── MATERIAL SUPPLIED
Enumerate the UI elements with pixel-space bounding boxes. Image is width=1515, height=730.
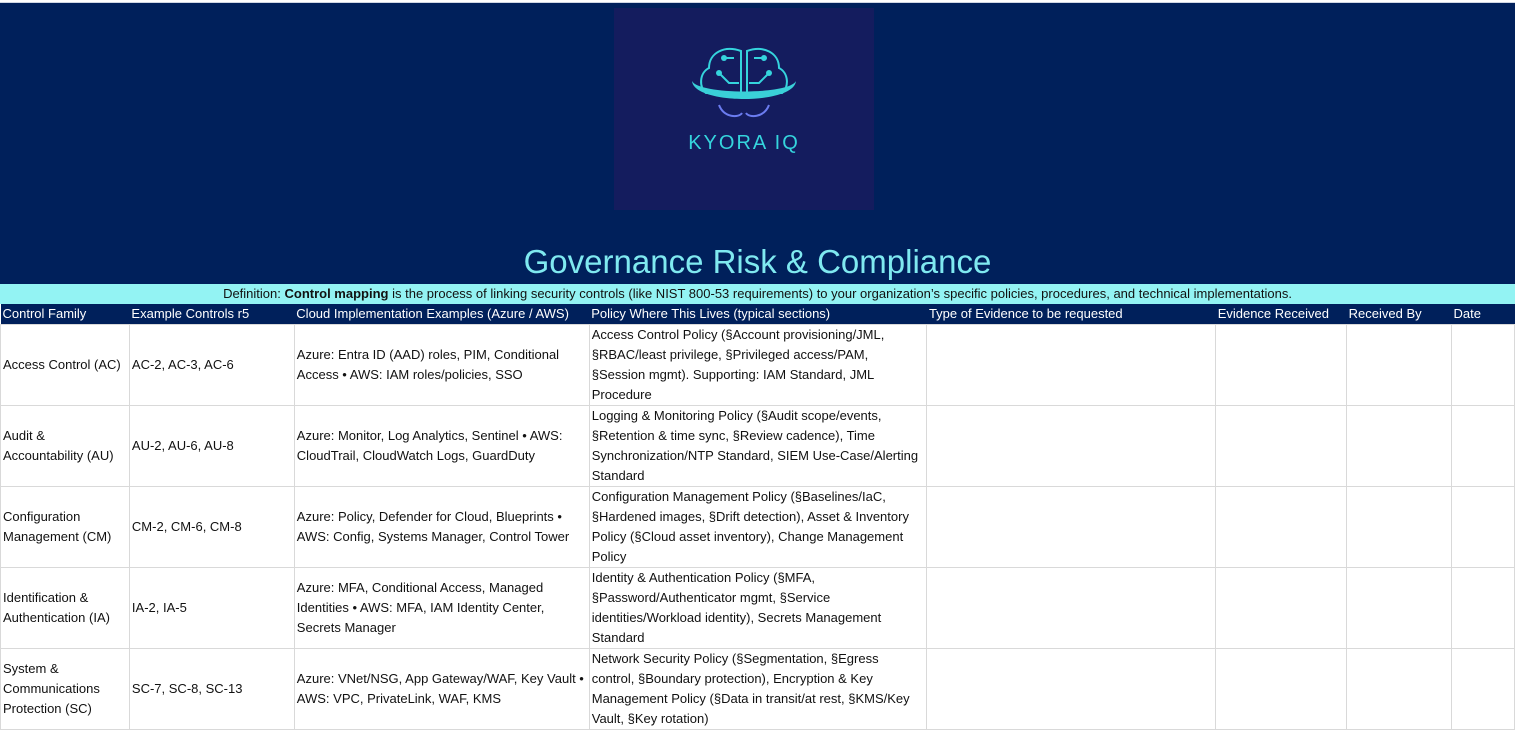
cell-date[interactable] — [1451, 566, 1515, 649]
cell-controls[interactable]: AC-2, AC-3, AC-6 — [128, 323, 295, 406]
column-header[interactable]: Type of Evidence to be requested — [926, 304, 1216, 324]
cell-policy[interactable]: Logging & Monitoring Policy (§Audit scop… — [588, 404, 928, 487]
column-header[interactable]: Received By — [1346, 304, 1452, 324]
table-row: Audit & Accountability (AU) AU-2, AU-6, A… — [0, 404, 1515, 487]
table-row: Access Control (AC) AC-2, AC-3, AC-6 Azure… — [0, 323, 1515, 406]
cell-policy[interactable]: Network Security Policy (§Segmentation, … — [588, 647, 928, 730]
cell-date[interactable] — [1451, 647, 1515, 730]
cell-received[interactable] — [1215, 404, 1348, 487]
cell-evidence[interactable] — [926, 566, 1217, 649]
brain-circuit-icon — [692, 48, 796, 118]
cell-policy[interactable]: Identity & Authentication Policy (§MFA, … — [588, 566, 928, 649]
cell-evidence[interactable] — [926, 647, 1217, 730]
cell-received[interactable] — [1215, 566, 1348, 649]
cell-family[interactable]: Audit & Accountability (AU) — [0, 404, 130, 487]
cell-received[interactable] — [1215, 647, 1348, 730]
cell-date[interactable] — [1451, 485, 1515, 568]
cell-family[interactable]: Configuration Management (CM) — [0, 485, 130, 568]
cell-controls[interactable]: AU-2, AU-6, AU-8 — [128, 404, 295, 487]
cell-policy[interactable]: Configuration Management Policy (§Baseli… — [588, 485, 928, 568]
column-header[interactable]: Example Controls r5 — [129, 304, 295, 324]
cell-date[interactable] — [1451, 323, 1515, 406]
definition-prefix: Definition: — [223, 286, 285, 301]
logo: KYORA IQ — [614, 8, 874, 210]
definition-term: Control mapping — [284, 286, 389, 301]
cell-by[interactable] — [1346, 404, 1453, 487]
cell-received[interactable] — [1215, 323, 1348, 406]
cell-policy[interactable]: Access Control Policy (§Account provisio… — [588, 323, 928, 406]
column-header[interactable]: Cloud Implementation Examples (Azure / A… — [294, 304, 590, 324]
control-mapping-table: Control Family Example Controls r5 Cloud I… — [0, 304, 1515, 730]
cell-cloud[interactable]: Azure: MFA, Conditional Access, Managed … — [293, 566, 590, 649]
column-header[interactable]: Policy Where This Lives (typical section… — [589, 304, 927, 324]
cell-cloud[interactable]: Azure: VNet/NSG, App Gateway/WAF, Key Va… — [293, 647, 590, 730]
table-row: Identification & Authentication (IA) IA-2… — [0, 566, 1515, 649]
cell-by[interactable] — [1346, 485, 1453, 568]
cell-date[interactable] — [1451, 404, 1515, 487]
cell-evidence[interactable] — [926, 404, 1217, 487]
cell-controls[interactable]: CM-2, CM-6, CM-8 — [128, 485, 295, 568]
page-title: Governance Risk & Compliance — [523, 243, 992, 280]
column-header[interactable]: Control Family — [0, 304, 130, 324]
cell-by[interactable] — [1346, 566, 1453, 649]
cell-controls[interactable]: IA-2, IA-5 — [128, 566, 295, 649]
cell-cloud[interactable]: Azure: Monitor, Log Analytics, Sentinel … — [293, 404, 590, 487]
definition-text: is the process of linking security contr… — [388, 286, 1292, 301]
header-banner: KYORA IQ Governance Risk & Compliance — [0, 2, 1515, 284]
column-header[interactable]: Evidence Received — [1215, 304, 1347, 324]
logo-text: KYORA IQ — [688, 132, 800, 154]
cell-family[interactable]: System & Communications Protection (SC) — [0, 647, 130, 730]
cell-evidence[interactable] — [926, 323, 1217, 406]
cell-by[interactable] — [1346, 647, 1453, 730]
table-row: System & Communications Protection (SC) S… — [0, 647, 1515, 730]
cell-family[interactable]: Access Control (AC) — [0, 323, 130, 406]
cell-received[interactable] — [1215, 485, 1348, 568]
definition-banner: Definition: Control mapping is the proce… — [0, 284, 1515, 304]
cell-family[interactable]: Identification & Authentication (IA) — [0, 566, 130, 649]
table-row: Configuration Management (CM) CM-2, CM-6,… — [0, 485, 1515, 568]
cell-cloud[interactable]: Azure: Policy, Defender for Cloud, Bluep… — [293, 485, 590, 568]
cell-controls[interactable]: SC-7, SC-8, SC-13 — [128, 647, 295, 730]
column-header[interactable]: Date — [1451, 304, 1515, 324]
cell-evidence[interactable] — [926, 485, 1217, 568]
cell-cloud[interactable]: Azure: Entra ID (AAD) roles, PIM, Condit… — [293, 323, 590, 406]
cell-by[interactable] — [1346, 323, 1453, 406]
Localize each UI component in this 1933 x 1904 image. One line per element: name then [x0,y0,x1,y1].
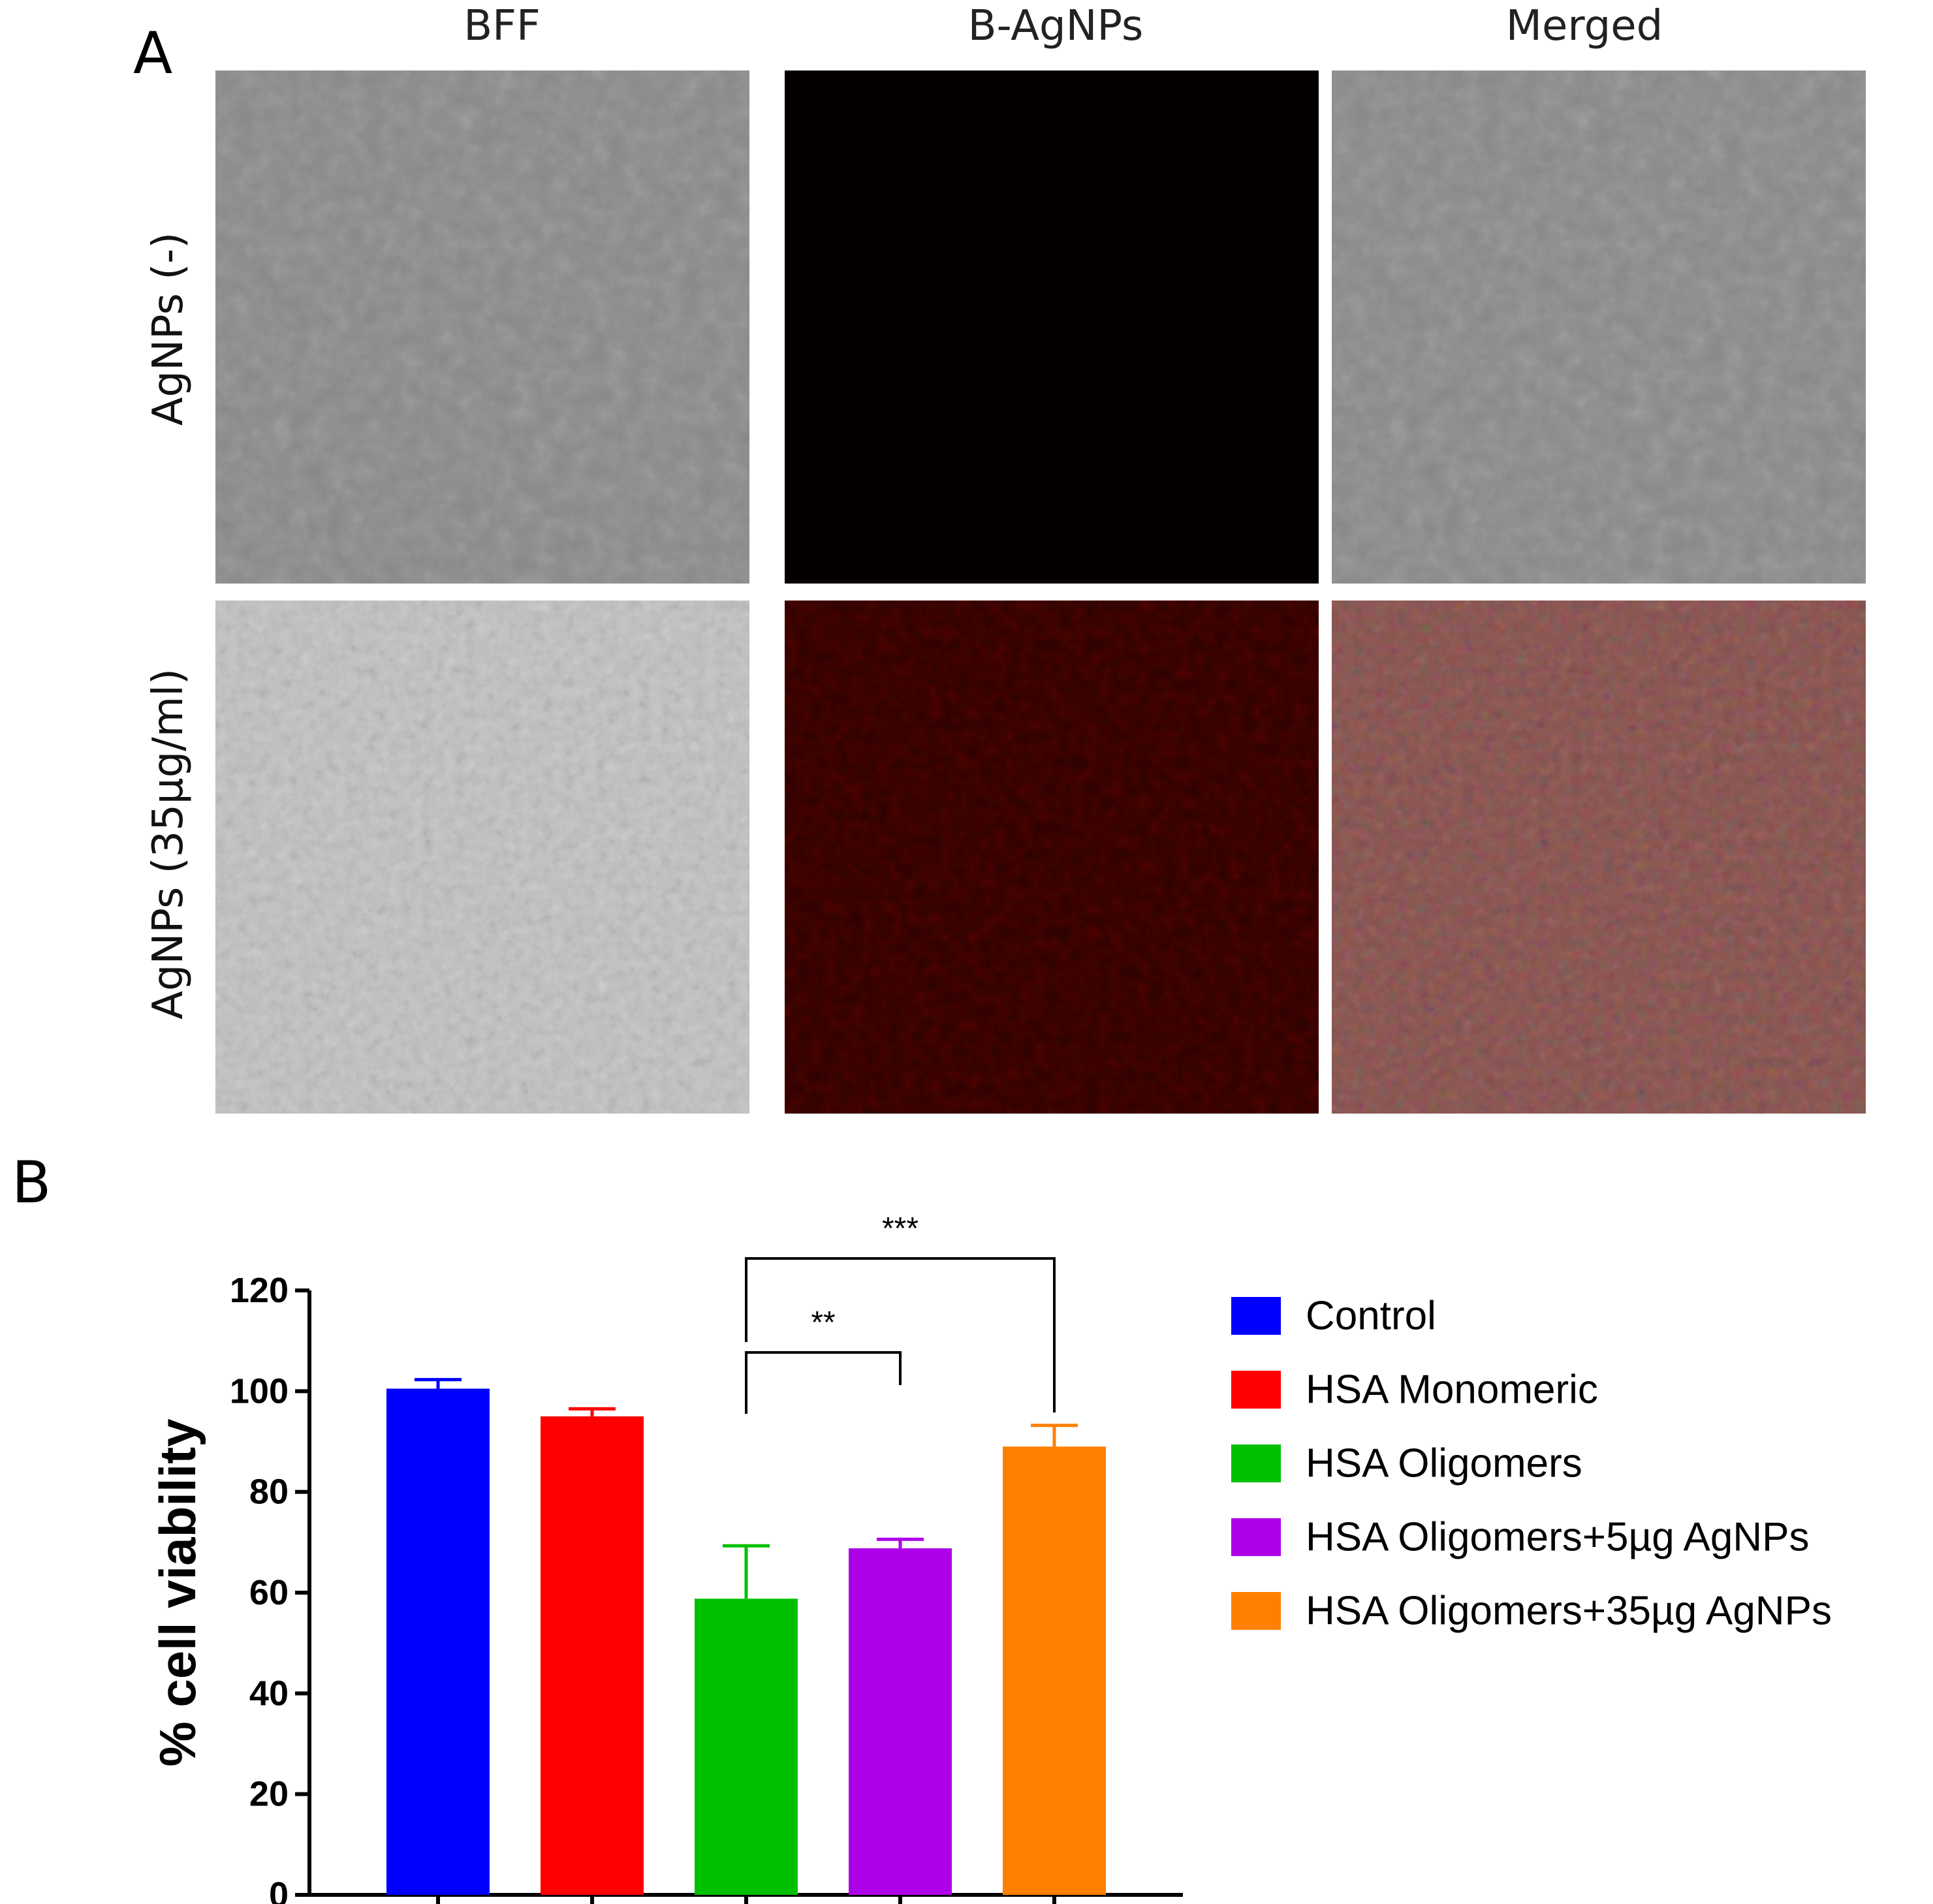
────
* _PROBLEM TO SOLVE_
Lay out every line of the records above as a Markdown table with two columns, Row and Line, numbering the rows in order and skipping blank lines. Leave the pictures out of the table.

* _TASK OUTPUT_
| Row | Line |
|---|---|
| 1 | Enumerate the UI elements with pixel-space bounding boxes. Image is width=1515, height=730. |
| 2 | cell-date[interactable] — [1451, 566, 1515, 649] |
| 3 | cell-controls[interactable]: AC-2, AC-3, AC-6 — [128, 323, 295, 406] |
| 4 | column-header[interactable]: Type of Evidence to be requested — [926, 304, 1216, 324] |
| 5 | cell-policy[interactable]: Logging & Monitoring Policy (§Audit scop… — [588, 404, 928, 487] |
| 6 | column-header[interactable]: Received By — [1346, 304, 1452, 324] |
| 7 | table-row: Audit & Accountability (AU) AU-2, AU-6, A… — [0, 404, 1515, 487] |
| 8 | table-row: Access Control (AC) AC-2, AC-3, AC-6 Azure… — [0, 323, 1515, 406] |
| 9 | cell-policy[interactable]: Network Security Policy (§Segmentation, … — [588, 647, 928, 730] |
| 10 | cell-date[interactable] — [1451, 647, 1515, 730] |
| 11 | cell-received[interactable] — [1215, 404, 1348, 487] |
| 12 | cell-evidence[interactable] — [926, 566, 1217, 649] |
| 13 | brain-circuit-icon — [692, 48, 796, 118] |
| 14 | cell-policy[interactable]: Identity & Authentication Policy (§MFA, … — [588, 566, 928, 649] |
| 15 | cell-evidence[interactable] — [926, 647, 1217, 730] |
| 16 | cell-received[interactable] — [1215, 566, 1348, 649] |
| 17 | cell-family[interactable]: Audit & Accountability (AU) — [0, 404, 130, 487] |
| 18 | cell-received[interactable] — [1215, 647, 1348, 730] |
| 19 | cell-date[interactable] — [1451, 485, 1515, 568] |
| 20 | cell-family[interactable]: Configuration Management (CM) — [0, 485, 130, 568] |
| 21 | cell-controls[interactable]: AU-2, AU-6, AU-8 — [128, 404, 295, 487] |
| 22 | cell-policy[interactable]: Configuration Management Policy (§Baseli… — [588, 485, 928, 568] |
| 23 | column-header[interactable]: Example Controls r5 — [129, 304, 295, 324] |
| 24 | cell-date[interactable] — [1451, 323, 1515, 406] |
| 25 | definition-prefix: Definition: — [223, 286, 285, 301] |
| 26 | logo: KYORA IQ — [614, 8, 874, 210] |
| 27 | definition-term: Control mapping — [284, 286, 389, 301] |
| 28 | cell-by[interactable] — [1346, 404, 1453, 487] |
| 29 | cell-received[interactable] — [1215, 323, 1348, 406] |
| 30 | cell-policy[interactable]: Access Control Policy (§Account provisio… — [588, 323, 928, 406] |
| 31 | column-header[interactable]: Cloud Implementation Examples (Azure / A… — [294, 304, 590, 324] |
| 32 | control-mapping-table: Control Family Example Controls r5 Cloud I… — [0, 304, 1515, 730] |
| 33 | cell-cloud[interactable]: Azure: MFA, Conditional Access, Managed … — [293, 566, 590, 649] |
| 34 | column-header[interactable]: Policy Where This Lives (typical section… — [589, 304, 927, 324] |
| 35 | cell-cloud[interactable]: Azure: VNet/NSG, App Gateway/WAF, Key Va… — [293, 647, 590, 730] |
| 36 | table-row: Identification & Authentication (IA) IA-2… — [0, 566, 1515, 649] |
| 37 | cell-by[interactable] — [1346, 485, 1453, 568] |
| 38 | cell-date[interactable] — [1451, 404, 1515, 487] |
| 39 | cell-evidence[interactable] — [926, 404, 1217, 487] |
| 40 | cell-controls[interactable]: CM-2, CM-6, CM-8 — [128, 485, 295, 568] |
| 41 | page-title: Governance Risk & Compliance — [523, 243, 992, 280] |
| 42 | column-header[interactable]: Control Family — [0, 304, 130, 324] |
| 43 | cell-by[interactable] — [1346, 566, 1453, 649] |
| 44 | cell-controls[interactable]: IA-2, IA-5 — [128, 566, 295, 649] |
| 45 | cell-cloud[interactable]: Azure: Monitor, Log Analytics, Sentinel … — [293, 404, 590, 487] |
| 46 | definition-text: is the process of linking security contr… — [388, 286, 1292, 301] |
| 47 | header-banner: KYORA IQ Governance Risk & Compliance — [0, 2, 1515, 284] |
| 48 | column-header[interactable]: Evidence Received — [1215, 304, 1347, 324] |
| 49 | logo-text: KYORA IQ — [688, 132, 800, 154] |
| 50 | cell-family[interactable]: System & Communications Protection (SC) — [0, 647, 130, 730] |
| 51 | cell-evidence[interactable] — [926, 323, 1217, 406] |
| 52 | cell-by[interactable] — [1346, 647, 1453, 730] |
| 53 | table-row: System & Communications Protection (SC) S… — [0, 647, 1515, 730] |
| 54 | cell-family[interactable]: Access Control (AC) — [0, 323, 130, 406] |
| 55 | cell-received[interactable] — [1215, 485, 1348, 568] |
| 56 | definition-banner: Definition: Control mapping is the proce… — [0, 284, 1515, 304] |
| 57 | cell-family[interactable]: Identification & Authentication (IA) — [0, 566, 130, 649] |
| 58 | table-row: Configuration Management (CM) CM-2, CM-6,… — [0, 485, 1515, 568] |
| 59 | cell-cloud[interactable]: Azure: Policy, Defender for Cloud, Bluep… — [293, 485, 590, 568] |
| 60 | cell-controls[interactable]: SC-7, SC-8, SC-13 — [128, 647, 295, 730] |
| 61 | column-header[interactable]: Date — [1451, 304, 1515, 324] |
| 62 | cell-evidence[interactable] — [926, 485, 1217, 568] |
| 63 | cell-cloud[interactable]: Azure: Entra ID (AAD) roles, PIM, Condit… — [293, 323, 590, 406] |
| 64 | cell-by[interactable] — [1346, 323, 1453, 406] |
| 65 | Localize each UI component in this 1933 x 1904 image. One line per element: name then [x0,y0,x1,y1]. |